_Short problem_
Copy out the material word for word, from its first line through the line containing "data-point-band: [455, 221, 473, 231]", both ends included.

_Data lines_
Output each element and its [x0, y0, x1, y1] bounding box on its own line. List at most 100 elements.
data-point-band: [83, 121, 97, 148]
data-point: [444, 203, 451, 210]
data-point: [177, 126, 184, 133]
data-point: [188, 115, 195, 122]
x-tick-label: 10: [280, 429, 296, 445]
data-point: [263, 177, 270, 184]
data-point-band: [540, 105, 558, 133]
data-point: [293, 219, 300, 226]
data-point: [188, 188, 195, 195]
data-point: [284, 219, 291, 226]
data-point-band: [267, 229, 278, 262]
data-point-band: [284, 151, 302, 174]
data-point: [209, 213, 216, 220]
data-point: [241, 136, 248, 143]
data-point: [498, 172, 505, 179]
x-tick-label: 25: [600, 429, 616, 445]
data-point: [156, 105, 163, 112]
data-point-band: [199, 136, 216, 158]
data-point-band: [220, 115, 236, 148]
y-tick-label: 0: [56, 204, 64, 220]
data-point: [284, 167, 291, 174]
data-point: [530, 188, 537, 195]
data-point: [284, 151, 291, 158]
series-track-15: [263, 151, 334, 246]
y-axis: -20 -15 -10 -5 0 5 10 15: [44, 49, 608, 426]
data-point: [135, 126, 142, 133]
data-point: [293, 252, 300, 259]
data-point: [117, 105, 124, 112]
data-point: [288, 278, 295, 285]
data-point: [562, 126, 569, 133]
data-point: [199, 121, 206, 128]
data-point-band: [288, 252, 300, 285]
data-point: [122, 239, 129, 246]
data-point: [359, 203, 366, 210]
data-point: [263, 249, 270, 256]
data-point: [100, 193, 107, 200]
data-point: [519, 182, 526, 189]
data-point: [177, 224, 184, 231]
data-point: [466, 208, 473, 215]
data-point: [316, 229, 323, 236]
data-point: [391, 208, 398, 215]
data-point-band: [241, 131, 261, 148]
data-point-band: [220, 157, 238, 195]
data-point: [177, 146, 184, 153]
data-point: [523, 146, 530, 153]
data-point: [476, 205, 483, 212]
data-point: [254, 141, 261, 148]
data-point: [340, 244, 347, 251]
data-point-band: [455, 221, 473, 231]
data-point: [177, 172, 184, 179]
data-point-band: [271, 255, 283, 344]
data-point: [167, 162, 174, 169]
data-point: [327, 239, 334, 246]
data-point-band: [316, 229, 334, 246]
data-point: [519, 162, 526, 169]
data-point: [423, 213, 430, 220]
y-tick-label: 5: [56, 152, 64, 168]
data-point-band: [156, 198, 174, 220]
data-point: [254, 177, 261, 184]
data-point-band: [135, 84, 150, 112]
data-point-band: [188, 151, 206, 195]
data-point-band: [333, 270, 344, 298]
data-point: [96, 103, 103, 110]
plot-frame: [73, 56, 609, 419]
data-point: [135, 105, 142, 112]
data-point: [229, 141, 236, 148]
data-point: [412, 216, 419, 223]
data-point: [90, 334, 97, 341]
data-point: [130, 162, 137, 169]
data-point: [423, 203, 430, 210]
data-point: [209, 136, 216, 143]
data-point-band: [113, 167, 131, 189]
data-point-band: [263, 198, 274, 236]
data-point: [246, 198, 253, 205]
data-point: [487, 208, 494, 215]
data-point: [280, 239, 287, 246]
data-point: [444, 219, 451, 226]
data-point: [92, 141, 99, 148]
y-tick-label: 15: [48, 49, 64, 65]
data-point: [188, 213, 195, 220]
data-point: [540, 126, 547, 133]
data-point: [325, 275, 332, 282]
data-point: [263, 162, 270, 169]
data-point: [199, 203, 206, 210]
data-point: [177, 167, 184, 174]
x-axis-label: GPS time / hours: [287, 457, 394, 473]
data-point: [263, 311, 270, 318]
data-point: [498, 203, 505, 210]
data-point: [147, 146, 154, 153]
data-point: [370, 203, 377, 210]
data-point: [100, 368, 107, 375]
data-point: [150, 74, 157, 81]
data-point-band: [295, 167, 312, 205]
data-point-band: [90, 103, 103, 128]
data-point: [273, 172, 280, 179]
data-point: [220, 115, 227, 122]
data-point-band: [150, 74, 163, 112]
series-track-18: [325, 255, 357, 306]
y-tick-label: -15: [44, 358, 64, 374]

_Finished exercise_
Output each element and its [x0, y0, x1, y1] bounding box on its own line. List at most 100 elements.
data-point-band: [83, 121, 97, 148]
data-point: [444, 203, 451, 210]
data-point: [177, 126, 184, 133]
data-point: [188, 115, 195, 122]
x-tick-label: 10: [280, 429, 296, 445]
data-point: [263, 177, 270, 184]
data-point-band: [540, 105, 558, 133]
data-point: [293, 219, 300, 226]
data-point: [188, 188, 195, 195]
data-point: [284, 219, 291, 226]
data-point-band: [267, 229, 278, 262]
data-point-band: [284, 151, 302, 174]
data-point: [209, 213, 216, 220]
data-point: [241, 136, 248, 143]
data-point: [498, 172, 505, 179]
x-tick-label: 25: [600, 429, 616, 445]
data-point: [156, 105, 163, 112]
data-point-band: [199, 136, 216, 158]
data-point-band: [220, 115, 236, 148]
y-tick-label: 0: [56, 204, 64, 220]
data-point: [284, 167, 291, 174]
data-point: [530, 188, 537, 195]
data-point: [284, 151, 291, 158]
series-track-15: [263, 151, 334, 246]
y-axis: -20 -15 -10 -5 0 5 10 15: [44, 49, 608, 426]
data-point: [135, 126, 142, 133]
data-point: [293, 252, 300, 259]
data-point: [117, 105, 124, 112]
data-point: [288, 278, 295, 285]
data-point: [562, 126, 569, 133]
data-point: [199, 121, 206, 128]
data-point-band: [288, 252, 300, 285]
data-point: [122, 239, 129, 246]
data-point: [359, 203, 366, 210]
data-point: [263, 249, 270, 256]
data-point: [100, 193, 107, 200]
data-point: [519, 182, 526, 189]
data-point: [177, 224, 184, 231]
data-point: [466, 208, 473, 215]
data-point: [316, 229, 323, 236]
data-point: [391, 208, 398, 215]
data-point-band: [241, 131, 261, 148]
data-point-band: [220, 157, 238, 195]
data-point: [177, 146, 184, 153]
data-point: [523, 146, 530, 153]
data-point: [476, 205, 483, 212]
data-point: [254, 141, 261, 148]
data-point: [340, 244, 347, 251]
data-point-band: [455, 221, 473, 231]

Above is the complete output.